Stored entries:
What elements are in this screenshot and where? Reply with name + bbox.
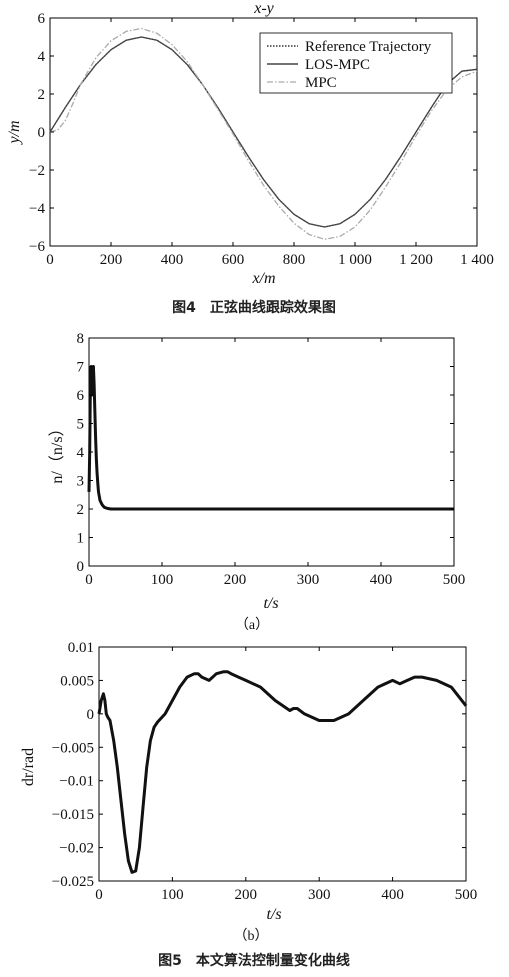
fig5a-y-tick-label: 5: [77, 417, 85, 433]
fig4-series-mpc: [49, 27, 478, 240]
fig5b-x-tick-label: 400: [381, 887, 404, 903]
fig4-legend-box: [259, 32, 453, 94]
control-quantity-dr-chart: 0 100 200 300 400 500 0.01 0.005 0 −0.005 −0.01 −0…: [20, 640, 477, 944]
fig5a-x-tick-label: 0: [85, 572, 93, 588]
fig5b-y-tick-label: −0.02: [59, 841, 94, 857]
fig5a-series-line: [87, 365, 454, 511]
fig5b-x-tick-label: 100: [161, 887, 184, 903]
fig4-y-tick-label: 2: [38, 87, 46, 103]
fig5a-x-tick-labels: 0 100 200 300 400 500: [85, 338, 465, 588]
sine-tracking-chart: x-y 0 200 400 600 800 1 000 1 200 1 400 6 4 2 0 −2 −…: [6, 0, 494, 287]
fig5b-x-tick-label: 0: [95, 887, 103, 903]
fig5a-plot-area: [88, 337, 455, 567]
fig5a-series-group: [87, 365, 454, 511]
fig5a-y-tick-label: 7: [77, 360, 85, 376]
fig4-y-tick-labels: 6 4 2 0 −2 −4 −6: [29, 11, 477, 255]
fig5a-y-tick-label: 4: [77, 445, 85, 461]
fig5b-y-tick-label: −0.01: [59, 774, 94, 790]
fig5b-y-tick-label: −0.015: [52, 807, 94, 823]
fig4-y-tick-label: −6: [29, 239, 45, 255]
fig5a-x-tick-label: 100: [151, 572, 174, 588]
fig5a-y-tick-label: 1: [77, 531, 85, 547]
fig4-title: x-y: [253, 0, 274, 17]
fig5b-plot-area: [98, 646, 467, 882]
fig5a-y-tick-labels: 8 7 6 5 4 3 2 1 0: [77, 331, 454, 575]
fig4-series-los-mpc: [49, 36, 478, 228]
fig5b-series-line: [97, 670, 468, 874]
fig4-x-tick-label: 400: [161, 252, 184, 268]
fig5b-y-axis-label: dr/rad: [20, 748, 37, 786]
fig5a-y-tick-label: 0: [77, 559, 85, 575]
fig5a-y-tick-label: 6: [77, 388, 85, 404]
fig4-x-tick-label: 1 000: [338, 252, 372, 268]
fig5b-y-tick-label: 0.005: [60, 673, 94, 689]
fig4-y-tick-label: −2: [29, 163, 45, 179]
fig5a-x-tick-label: 400: [370, 572, 393, 588]
fig4-series-group: [49, 27, 478, 240]
fig4-x-tick-label: 600: [222, 252, 245, 268]
fig4-y-tick-label: 6: [38, 11, 46, 27]
fig4-legend: Reference Trajectory LOS-MPC MPC: [259, 32, 453, 94]
fig4-y-axis-label: y/m: [6, 120, 23, 145]
fig5-caption: 图5 本文算法控制量变化曲线: [158, 952, 350, 969]
fig5b-x-tick-label: 300: [308, 887, 331, 903]
fig5a-sublabel: （a）: [235, 617, 269, 633]
fig5b-x-tick-labels: 0 100 200 300 400 500: [95, 647, 477, 903]
fig4-y-tick-label: −4: [29, 201, 45, 217]
fig5a-y-axis-label: n/（n/s）: [48, 420, 66, 483]
legend-label-los-mpc: LOS-MPC: [305, 57, 370, 73]
fig5a-y-tick-label: 2: [77, 502, 85, 518]
fig4-y-tick-label: 4: [38, 49, 46, 65]
fig5b-x-tick-label: 200: [235, 887, 258, 903]
fig5b-sublabel: （b）: [234, 928, 269, 944]
fig5b-y-tick-labels: 0.01 0.005 0 −0.005 −0.01 −0.015 −0.02 −0.025: [52, 640, 466, 890]
fig5a-y-tick-label: 3: [77, 474, 85, 490]
fig5b-x-axis-label: t/s: [266, 906, 281, 923]
fig5b-y-tick-label: −0.005: [52, 740, 94, 756]
fig4-x-axis-label: x/m: [251, 270, 275, 287]
control-quantity-n-chart: 0 100 200 300 400 500 8 7 6 5 4 3 2 1 0 t/s n/（n/s） （…: [48, 331, 465, 633]
fig5a-y-tick-label: 8: [77, 331, 85, 347]
legend-label-reference: Reference Trajectory: [305, 39, 432, 55]
fig4-x-tick-label: 800: [283, 252, 306, 268]
fig4-x-tick-label: 1 400: [460, 252, 494, 268]
fig5a-x-tick-label: 200: [224, 572, 247, 588]
fig5a-x-axis-label: t/s: [263, 595, 278, 612]
fig5b-series-group: [97, 670, 468, 874]
fig4-x-tick-label: 0: [46, 252, 54, 268]
fig4-x-tick-label: 1 200: [399, 252, 433, 268]
legend-label-mpc: MPC: [305, 75, 337, 91]
fig4-x-tick-labels: 0 200 400 600 800 1 000 1 200 1 400: [46, 18, 494, 268]
fig5b-x-tick-label: 500: [455, 887, 478, 903]
fig4-x-tick-label: 200: [100, 252, 123, 268]
fig5a-x-tick-label: 500: [443, 572, 466, 588]
fig5a-x-tick-label: 300: [297, 572, 320, 588]
fig5b-y-tick-label: 0.01: [68, 640, 94, 656]
fig5b-y-tick-label: 0: [87, 707, 95, 723]
fig4-y-tick-label: 0: [38, 125, 46, 141]
fig5b-y-tick-label: −0.025: [52, 874, 94, 890]
fig4-caption: 图4 正弦曲线跟踪效果图: [172, 299, 336, 316]
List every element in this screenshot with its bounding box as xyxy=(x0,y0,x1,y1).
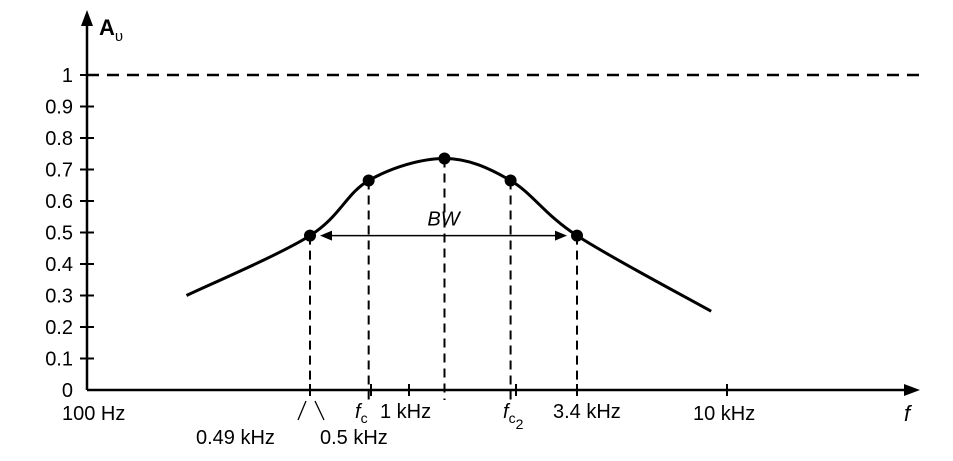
data-point xyxy=(504,174,517,187)
y-axis-arrow xyxy=(81,10,93,26)
y-tick-label: 0.7 xyxy=(45,160,73,182)
y-axis-label: Aυ xyxy=(99,15,123,45)
bandwidth-arrow-right xyxy=(555,230,567,241)
y-tick-label: 0 xyxy=(62,380,73,402)
x-tick-label-34khz: 3.4 kHz xyxy=(553,401,621,423)
x-tick-label-1khz: 1 kHz xyxy=(380,401,431,423)
x-tick-label-05khz: 0.5 kHz xyxy=(320,427,388,449)
bandwidth-arrow-left xyxy=(320,230,332,241)
x-tick-label-049khz: 0.49 kHz xyxy=(196,427,275,449)
y-tick-label: 0.1 xyxy=(45,349,73,371)
drop-lines xyxy=(309,158,578,400)
x-tick-label-10khz: 10 kHz xyxy=(693,403,755,425)
y-tick-label: 0.8 xyxy=(45,128,73,150)
data-point xyxy=(571,229,583,242)
x-axis-arrow xyxy=(904,384,920,396)
x-tick-label-100hz: 100 Hz xyxy=(62,403,125,425)
leader-line-049 xyxy=(297,400,307,421)
y-ticks: 0 0.1 0.2 0.3 0.4 0.5 0.6 0.7 0.8 0.9 1 xyxy=(45,65,94,402)
data-point xyxy=(362,174,375,187)
bandwidth-label: BW xyxy=(427,209,461,231)
y-tick-label: 0.9 xyxy=(45,97,73,119)
data-point xyxy=(304,229,316,242)
x-tick-label-fc2: fc2 xyxy=(503,401,524,432)
marked-points xyxy=(304,152,583,242)
response-curve-group xyxy=(185,156,712,313)
leader-line-05 xyxy=(314,400,325,421)
y-tick-label: 1 xyxy=(62,65,73,87)
y-tick-label: 0.2 xyxy=(45,317,73,339)
data-point xyxy=(438,152,451,165)
x-axis-label: f xyxy=(904,401,913,426)
response-curve xyxy=(185,156,712,313)
y-tick-label: 0.3 xyxy=(45,286,73,308)
y-tick-label: 0.5 xyxy=(45,223,73,245)
y-tick-label: 0.4 xyxy=(45,254,73,276)
y-tick-label: 0.6 xyxy=(45,191,73,213)
x-tick-label-fc1: fc xyxy=(355,401,368,426)
bandwidth-group: BW xyxy=(320,209,567,241)
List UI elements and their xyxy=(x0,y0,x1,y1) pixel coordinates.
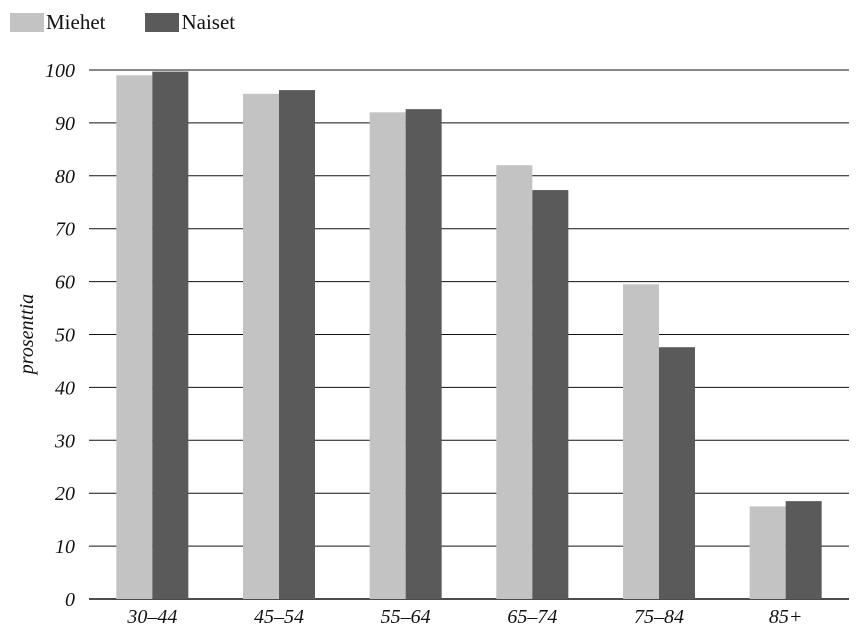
y-tick-label: 10 xyxy=(55,536,75,558)
bar-miehet-3 xyxy=(496,165,533,599)
bar-naiset-3 xyxy=(532,190,569,599)
y-tick-label: 20 xyxy=(55,483,75,505)
y-tick-label: 80 xyxy=(55,166,75,188)
y-tick-label: 90 xyxy=(55,113,75,135)
x-tick-label: 75–84 xyxy=(634,606,684,626)
bar-miehet-0 xyxy=(116,75,153,600)
y-tick-label: 50 xyxy=(55,325,75,347)
y-tick-label: 70 xyxy=(55,219,75,241)
bar-naiset-4 xyxy=(659,347,695,599)
y-tick-label: 0 xyxy=(65,589,75,611)
y-axis-label: prosenttia xyxy=(16,294,38,376)
x-tick-label: 30–44 xyxy=(126,606,177,626)
bar-naiset-0 xyxy=(152,71,189,600)
bars xyxy=(116,71,822,600)
x-tick-label: 55–64 xyxy=(381,606,431,626)
legend-item-miehet: Miehet xyxy=(10,10,105,35)
y-tick-label: 60 xyxy=(55,272,75,294)
y-tick-label: 30 xyxy=(54,430,75,452)
bar-naiset-5 xyxy=(785,501,822,599)
grid-lines xyxy=(89,69,849,600)
bar-miehet-4 xyxy=(623,284,659,599)
bar-naiset-2 xyxy=(405,109,442,600)
legend-swatch-naiset xyxy=(145,13,180,32)
legend-swatch-miehet xyxy=(10,13,44,32)
bar-miehet-5 xyxy=(749,506,786,599)
legend: Miehet Naiset xyxy=(10,10,235,35)
bar-miehet-1 xyxy=(243,93,279,600)
x-tick-label: 65–74 xyxy=(507,606,557,626)
bar-naiset-1 xyxy=(279,90,315,600)
x-tick-label: 85+ xyxy=(769,606,803,626)
bar-miehet-2 xyxy=(369,112,406,599)
y-tick-label: 40 xyxy=(55,377,75,399)
axis-ticks: 0 10 20 30 40 50 60 70 80 90 100 30–44 45–54 55–64 65–… xyxy=(45,60,802,626)
legend-item-naiset: Naiset xyxy=(145,10,235,35)
x-tick-label: 45–54 xyxy=(254,606,304,626)
legend-label-miehet: Miehet xyxy=(46,10,106,34)
y-tick-label: 100 xyxy=(45,60,75,82)
legend-label-naiset: Naiset xyxy=(181,10,236,34)
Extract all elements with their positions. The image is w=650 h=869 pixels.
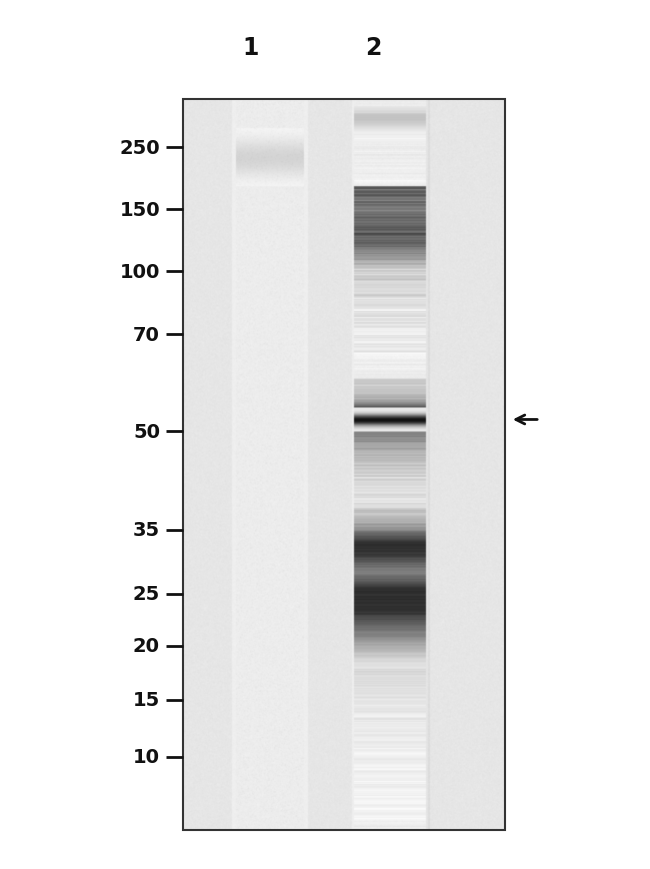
Text: 25: 25: [133, 585, 160, 603]
Text: 50: 50: [133, 422, 160, 441]
Text: 250: 250: [120, 138, 160, 157]
Bar: [183, 100, 505, 830]
Text: 35: 35: [133, 521, 160, 540]
Text: 2: 2: [365, 36, 382, 60]
Text: 10: 10: [133, 747, 160, 766]
Text: 15: 15: [133, 691, 160, 709]
Text: 70: 70: [133, 326, 160, 344]
Text: 100: 100: [120, 262, 160, 282]
Text: 150: 150: [120, 201, 160, 220]
Text: 20: 20: [133, 636, 160, 655]
Text: 1: 1: [242, 36, 259, 60]
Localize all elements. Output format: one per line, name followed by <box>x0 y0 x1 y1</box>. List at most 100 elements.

◆ WRITTEN EXERCISE ◆
Arrange as a JSON list of strings the lines of the items, one string per line with blank lines omitted, starting at the line that has "data-point xyxy=(504,174,517,187)" and ending after the line that has "data-point xyxy=(362,174,375,187)".

◆ SOLUTION TO THIS EXERCISE ◆
[
  "data-point xyxy=(504,174,517,187)",
  "y-axis-arrow xyxy=(81,10,93,26)",
  "y-tick-label: 0.7 xyxy=(45,160,73,182)",
  "y-axis-label: Aυ xyxy=(99,15,123,45)",
  "bandwidth-arrow-right xyxy=(555,230,567,241)",
  "y-tick-label: 0 xyxy=(62,380,73,402)",
  "x-tick-label-34khz: 3.4 kHz xyxy=(553,401,621,423)",
  "x-tick-label-1khz: 1 kHz xyxy=(380,401,431,423)",
  "x-tick-label-05khz: 0.5 kHz xyxy=(320,427,388,449)",
  "bandwidth-arrow-left xyxy=(320,230,332,241)",
  "x-tick-label-049khz: 0.49 kHz xyxy=(196,427,275,449)",
  "y-tick-label: 0.1 xyxy=(45,349,73,371)",
  "drop-lines xyxy=(309,158,578,400)",
  "x-tick-label-10khz: 10 kHz xyxy=(693,403,755,425)",
  "y-tick-label: 0.8 xyxy=(45,128,73,150)",
  "data-point xyxy=(571,229,583,242)",
  "x-axis-arrow xyxy=(904,384,920,396)",
  "x-tick-label-100hz: 100 Hz xyxy=(62,403,125,425)",
  "leader-line-049 xyxy=(297,400,307,421)",
  "y-ticks: 0 0.1 0.2 0.3 0.4 0.5 0.6 0.7 0.8 0.9 1 xyxy=(45,65,94,402)",
  "data-point xyxy=(362,174,375,187)"
]